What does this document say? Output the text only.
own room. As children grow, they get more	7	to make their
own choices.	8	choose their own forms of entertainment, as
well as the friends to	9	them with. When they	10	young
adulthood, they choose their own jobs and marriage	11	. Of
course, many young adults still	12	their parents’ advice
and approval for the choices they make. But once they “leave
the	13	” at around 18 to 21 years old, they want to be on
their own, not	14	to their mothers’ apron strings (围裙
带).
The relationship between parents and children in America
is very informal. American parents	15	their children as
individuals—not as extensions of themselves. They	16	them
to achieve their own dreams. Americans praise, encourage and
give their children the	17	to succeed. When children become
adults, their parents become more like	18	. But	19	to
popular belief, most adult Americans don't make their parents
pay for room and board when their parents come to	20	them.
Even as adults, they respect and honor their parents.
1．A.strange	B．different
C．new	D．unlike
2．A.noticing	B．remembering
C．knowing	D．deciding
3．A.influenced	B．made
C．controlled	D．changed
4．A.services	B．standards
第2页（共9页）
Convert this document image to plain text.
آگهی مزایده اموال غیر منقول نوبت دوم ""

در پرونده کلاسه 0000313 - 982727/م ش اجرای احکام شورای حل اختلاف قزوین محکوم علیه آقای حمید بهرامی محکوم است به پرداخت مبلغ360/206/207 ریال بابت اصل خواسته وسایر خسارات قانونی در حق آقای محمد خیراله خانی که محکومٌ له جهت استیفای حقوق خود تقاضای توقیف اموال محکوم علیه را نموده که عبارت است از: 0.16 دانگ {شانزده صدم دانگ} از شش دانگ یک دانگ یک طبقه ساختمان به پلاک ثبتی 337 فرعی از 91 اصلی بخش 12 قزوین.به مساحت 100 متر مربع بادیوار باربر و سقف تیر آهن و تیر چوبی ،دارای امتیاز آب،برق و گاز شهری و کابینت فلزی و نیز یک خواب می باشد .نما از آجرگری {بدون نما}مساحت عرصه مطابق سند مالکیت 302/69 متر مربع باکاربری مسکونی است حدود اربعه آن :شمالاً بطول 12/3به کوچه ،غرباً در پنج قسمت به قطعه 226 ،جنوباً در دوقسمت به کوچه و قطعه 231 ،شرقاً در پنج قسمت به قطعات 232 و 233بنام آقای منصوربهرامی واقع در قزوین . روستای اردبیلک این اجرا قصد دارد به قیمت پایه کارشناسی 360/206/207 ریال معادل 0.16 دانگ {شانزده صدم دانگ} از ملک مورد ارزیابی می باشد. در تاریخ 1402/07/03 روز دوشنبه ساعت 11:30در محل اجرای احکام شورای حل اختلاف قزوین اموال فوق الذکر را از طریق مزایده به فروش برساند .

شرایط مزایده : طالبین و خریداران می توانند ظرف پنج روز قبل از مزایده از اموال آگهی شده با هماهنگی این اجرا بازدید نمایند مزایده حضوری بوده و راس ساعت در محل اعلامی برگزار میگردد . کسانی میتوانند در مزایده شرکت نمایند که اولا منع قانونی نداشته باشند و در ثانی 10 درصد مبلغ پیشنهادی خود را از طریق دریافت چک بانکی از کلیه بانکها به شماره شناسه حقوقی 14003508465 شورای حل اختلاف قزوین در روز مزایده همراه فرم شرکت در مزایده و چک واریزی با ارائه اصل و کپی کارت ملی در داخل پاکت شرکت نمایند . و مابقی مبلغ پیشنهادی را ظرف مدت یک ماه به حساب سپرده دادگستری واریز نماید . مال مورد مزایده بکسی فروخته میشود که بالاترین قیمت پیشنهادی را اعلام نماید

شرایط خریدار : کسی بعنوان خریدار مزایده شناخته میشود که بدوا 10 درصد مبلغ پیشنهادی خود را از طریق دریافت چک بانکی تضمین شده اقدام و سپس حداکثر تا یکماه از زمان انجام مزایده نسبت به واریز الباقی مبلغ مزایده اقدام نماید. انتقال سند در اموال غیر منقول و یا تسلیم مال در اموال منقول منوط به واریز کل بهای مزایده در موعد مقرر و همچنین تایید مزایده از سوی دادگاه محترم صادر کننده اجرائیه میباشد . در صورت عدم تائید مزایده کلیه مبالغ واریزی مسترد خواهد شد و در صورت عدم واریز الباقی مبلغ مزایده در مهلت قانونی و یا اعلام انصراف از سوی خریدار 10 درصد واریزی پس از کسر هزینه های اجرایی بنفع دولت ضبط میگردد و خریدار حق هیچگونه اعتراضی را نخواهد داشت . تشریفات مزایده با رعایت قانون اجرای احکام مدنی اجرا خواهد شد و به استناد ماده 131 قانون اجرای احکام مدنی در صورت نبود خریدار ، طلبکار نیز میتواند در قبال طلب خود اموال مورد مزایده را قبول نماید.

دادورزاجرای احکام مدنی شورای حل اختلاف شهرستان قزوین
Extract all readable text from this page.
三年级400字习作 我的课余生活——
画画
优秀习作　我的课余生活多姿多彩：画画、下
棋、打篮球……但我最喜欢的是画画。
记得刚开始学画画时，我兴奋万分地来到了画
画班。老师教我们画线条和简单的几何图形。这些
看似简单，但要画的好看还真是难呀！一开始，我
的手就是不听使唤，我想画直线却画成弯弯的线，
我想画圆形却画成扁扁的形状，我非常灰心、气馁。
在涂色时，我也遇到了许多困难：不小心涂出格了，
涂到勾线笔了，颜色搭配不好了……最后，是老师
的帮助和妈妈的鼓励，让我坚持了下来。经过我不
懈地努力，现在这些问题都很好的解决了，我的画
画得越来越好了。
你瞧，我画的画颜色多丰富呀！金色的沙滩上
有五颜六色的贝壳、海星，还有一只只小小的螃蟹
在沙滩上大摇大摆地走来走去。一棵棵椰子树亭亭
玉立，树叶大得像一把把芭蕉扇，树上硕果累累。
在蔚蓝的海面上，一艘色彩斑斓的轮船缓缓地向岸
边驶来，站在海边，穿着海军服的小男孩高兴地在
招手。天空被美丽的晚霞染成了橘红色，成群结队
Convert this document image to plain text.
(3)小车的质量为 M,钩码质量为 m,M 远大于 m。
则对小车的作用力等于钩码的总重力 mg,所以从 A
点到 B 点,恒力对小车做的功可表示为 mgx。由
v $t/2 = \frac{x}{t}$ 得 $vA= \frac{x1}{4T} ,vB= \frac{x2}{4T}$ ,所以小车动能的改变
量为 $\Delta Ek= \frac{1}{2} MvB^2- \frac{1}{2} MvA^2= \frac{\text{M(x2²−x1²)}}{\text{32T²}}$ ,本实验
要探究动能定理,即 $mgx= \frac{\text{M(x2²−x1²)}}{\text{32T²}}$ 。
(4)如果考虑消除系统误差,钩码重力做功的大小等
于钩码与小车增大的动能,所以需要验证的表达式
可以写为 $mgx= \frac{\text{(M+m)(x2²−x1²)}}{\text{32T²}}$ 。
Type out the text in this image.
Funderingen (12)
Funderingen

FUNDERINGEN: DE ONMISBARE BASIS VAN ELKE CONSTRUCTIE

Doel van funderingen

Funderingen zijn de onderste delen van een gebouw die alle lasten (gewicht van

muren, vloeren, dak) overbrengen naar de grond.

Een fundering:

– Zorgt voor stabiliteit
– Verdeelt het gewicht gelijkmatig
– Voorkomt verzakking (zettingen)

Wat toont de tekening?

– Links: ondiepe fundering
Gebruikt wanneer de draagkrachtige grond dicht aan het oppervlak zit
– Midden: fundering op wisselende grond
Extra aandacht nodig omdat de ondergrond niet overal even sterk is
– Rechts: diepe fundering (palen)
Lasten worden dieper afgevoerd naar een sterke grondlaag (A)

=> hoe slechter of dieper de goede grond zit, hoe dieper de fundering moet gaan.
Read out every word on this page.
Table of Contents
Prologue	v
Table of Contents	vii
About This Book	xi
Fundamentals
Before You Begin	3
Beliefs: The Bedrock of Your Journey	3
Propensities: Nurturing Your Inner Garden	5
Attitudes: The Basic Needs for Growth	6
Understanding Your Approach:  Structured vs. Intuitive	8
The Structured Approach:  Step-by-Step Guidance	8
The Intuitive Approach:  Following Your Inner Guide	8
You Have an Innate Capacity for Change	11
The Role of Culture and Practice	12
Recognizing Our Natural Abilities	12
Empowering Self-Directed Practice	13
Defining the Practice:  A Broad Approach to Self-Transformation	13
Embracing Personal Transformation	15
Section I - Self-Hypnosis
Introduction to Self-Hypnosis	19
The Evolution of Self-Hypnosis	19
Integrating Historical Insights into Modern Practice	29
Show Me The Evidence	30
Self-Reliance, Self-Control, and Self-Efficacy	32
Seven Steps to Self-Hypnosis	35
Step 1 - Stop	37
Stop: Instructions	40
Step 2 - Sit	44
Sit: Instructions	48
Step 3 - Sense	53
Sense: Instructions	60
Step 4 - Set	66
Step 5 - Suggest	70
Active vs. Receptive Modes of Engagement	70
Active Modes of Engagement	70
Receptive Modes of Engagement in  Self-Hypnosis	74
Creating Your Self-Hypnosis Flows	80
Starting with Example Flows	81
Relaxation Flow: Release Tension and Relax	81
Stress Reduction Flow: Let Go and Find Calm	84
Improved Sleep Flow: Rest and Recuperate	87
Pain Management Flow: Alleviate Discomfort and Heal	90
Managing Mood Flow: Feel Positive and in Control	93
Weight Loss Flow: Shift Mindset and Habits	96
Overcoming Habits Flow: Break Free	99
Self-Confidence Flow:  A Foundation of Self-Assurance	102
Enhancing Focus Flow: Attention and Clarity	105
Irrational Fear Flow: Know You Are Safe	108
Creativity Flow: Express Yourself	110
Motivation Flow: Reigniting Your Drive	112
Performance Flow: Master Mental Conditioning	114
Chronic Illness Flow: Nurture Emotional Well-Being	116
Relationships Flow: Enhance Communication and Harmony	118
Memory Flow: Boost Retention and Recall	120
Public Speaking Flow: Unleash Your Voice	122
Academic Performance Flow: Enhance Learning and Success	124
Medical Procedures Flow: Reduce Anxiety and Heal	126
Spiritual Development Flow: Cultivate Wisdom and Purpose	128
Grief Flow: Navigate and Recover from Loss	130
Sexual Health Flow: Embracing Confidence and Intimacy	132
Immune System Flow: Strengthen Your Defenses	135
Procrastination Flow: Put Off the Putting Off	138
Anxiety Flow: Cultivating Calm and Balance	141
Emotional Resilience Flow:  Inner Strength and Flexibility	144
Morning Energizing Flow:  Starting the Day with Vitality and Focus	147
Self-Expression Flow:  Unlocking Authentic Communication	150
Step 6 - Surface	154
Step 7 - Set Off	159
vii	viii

-*-

» **What is expected**:
Check each line above for the word "Approach" and copy the ones that have it.

» **Result below**:
Understanding Your Approach:  Structured vs. Intuitive	8
The Structured Approach:  Step-by-Step Guidance	8
The Intuitive Approach:  Following Your Inner Guide	8
Defining the Practice:  A Broad Approach to Self-Transformation	13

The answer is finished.